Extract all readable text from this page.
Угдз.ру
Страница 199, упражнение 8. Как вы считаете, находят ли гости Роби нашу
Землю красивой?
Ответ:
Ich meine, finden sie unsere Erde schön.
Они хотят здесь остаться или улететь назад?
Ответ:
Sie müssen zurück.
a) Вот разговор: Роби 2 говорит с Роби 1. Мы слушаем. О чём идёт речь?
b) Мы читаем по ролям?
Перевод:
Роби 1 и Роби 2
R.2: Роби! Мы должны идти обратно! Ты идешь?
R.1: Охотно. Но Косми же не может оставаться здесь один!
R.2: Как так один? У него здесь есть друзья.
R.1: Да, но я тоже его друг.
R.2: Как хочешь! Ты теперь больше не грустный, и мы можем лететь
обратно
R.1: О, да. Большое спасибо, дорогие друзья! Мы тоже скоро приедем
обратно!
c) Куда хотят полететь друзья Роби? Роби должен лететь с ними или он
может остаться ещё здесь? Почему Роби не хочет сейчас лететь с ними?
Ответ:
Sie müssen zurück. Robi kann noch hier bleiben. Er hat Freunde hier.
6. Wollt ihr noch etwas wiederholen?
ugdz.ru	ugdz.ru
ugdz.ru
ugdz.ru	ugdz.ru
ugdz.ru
■ ■ ■ ■ ■ ■ ■
* Goal:
From the data above, copy each line where the string "может" appears.

* Answer to the exercise:
R.1: Охотно. Но Косми же не может оставаться здесь один!
может остаться ещё здесь? Почему Роби не хочет сейчас лететь с ними?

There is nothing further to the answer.